### 练习题:
1. 这段代码评审意见中提到了哪些代码里的变量名、类名和函数调用？请全部列出。
2. 从这段代码评审意见的末尾往下续写。

### 给定文本:
━━━━━━━━━━
Sourcery 对开源项目是免费的——如果你觉得这次 Review 有帮助，欢迎分享 ✨

_{帮我变得更有用！请在每条评论上点 👍 或 👎，我会根据你的反馈改进后续的 Review。}

Original comment in English

Hey - I've found 3 issues, and left some high level feedback:

The pre-check for existing_kb before inserting introduces a race window; consider relying on a DB-level unique constraint for kb_name and mapping the integrity error to a user-facing exception instead of doing a separate existence query.
To keep the operation fully atomic, you might avoid committing before KBHelper initialization by using session.flush() to obtain the kb_id and committing only after kb_helper.initialize() succeeds, rather than committing and then deleting/committing again on failure.
Inside the exception handler, await session.refresh(kb) before delete(kb) seems unnecessary immediately after a commit; you can likely remove the refresh to simplify the cleanup logic.
━━━━━━━━━━
### 所给资料:
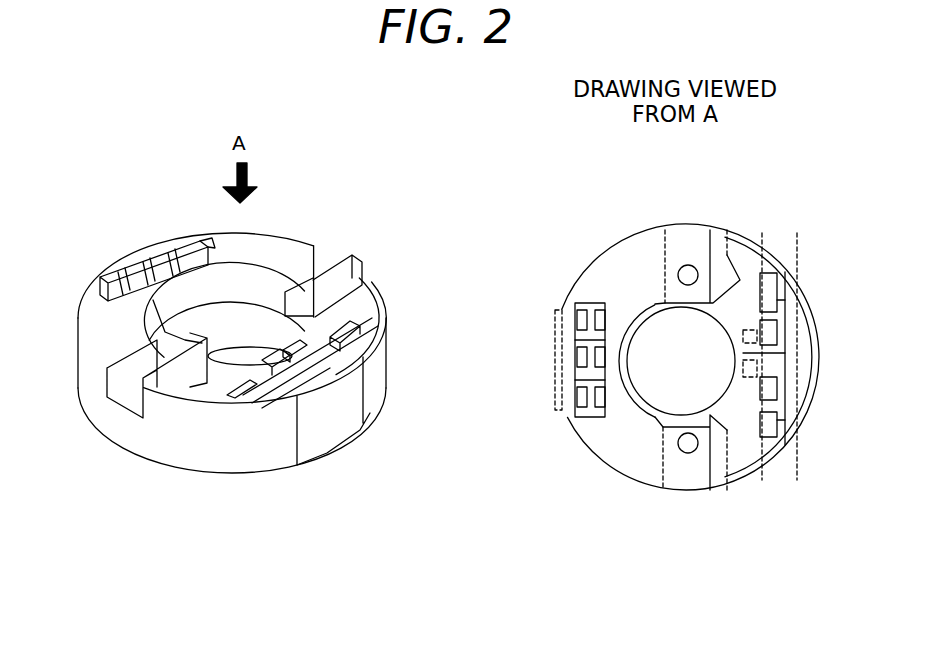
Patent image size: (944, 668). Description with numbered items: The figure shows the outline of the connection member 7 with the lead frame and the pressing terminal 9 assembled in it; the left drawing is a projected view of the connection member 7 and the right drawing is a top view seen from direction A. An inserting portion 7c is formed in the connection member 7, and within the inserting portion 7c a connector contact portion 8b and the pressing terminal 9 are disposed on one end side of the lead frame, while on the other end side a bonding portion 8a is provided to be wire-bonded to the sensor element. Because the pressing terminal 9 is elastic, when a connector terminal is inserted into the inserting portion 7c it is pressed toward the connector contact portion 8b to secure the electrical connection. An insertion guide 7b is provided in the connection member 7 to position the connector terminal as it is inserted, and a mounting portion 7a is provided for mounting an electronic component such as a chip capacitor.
━━━━━━━━━━
### 参考答案:
1. existing_kb、kb_name、KBHelper、session.flush()、kb_id、kb_helper.initialize()、session.refresh(kb)、delete(kb)

2.
Prompt for AI Agents

Please address the comments from this code review:

## Overall Comments
- The pre-check for existing_kb before inserting introduces a race window; consider relying on a DB-level unique constraint for kb_name and mapping the integrity error to a user-facing exception instead of doing a separate existence query.
- To keep the operation fully atomic, you might avoid committing before KBHelper initialization by using `session.flush()` to obtain the kb_id and committing only after `kb_helper.initialize()` succeeds, rather than committing and then deleting/committing again on failure.
- Inside the exception handler, `await session.refresh(kb)` before `delete(kb)` seems unnecessary immediately after a commit; you can likely remove the refresh to simplify the cleanup logic.

## Individual Comments

### Comment 1
<location> `astrbot/core/knowledge_base/kb_mgr.py:100-101` </location>
<code_context>
+            raise ValueError("创建知识库时必须提供embedding_provider_id")
+
+        # 检查是否已存在同名知识库
+        existing_kb = await self.kb_db.get_kb_by_name(kb_name)
+        if existing_kb is not None:
+            raise ValueError(f"知识库名称 '{kb_name}' 已存在")
+
</code_context>

<issue_to_address>
**issue (bug_risk):** The name uniqueness check is vulnerable to race conditions under concurrent create calls.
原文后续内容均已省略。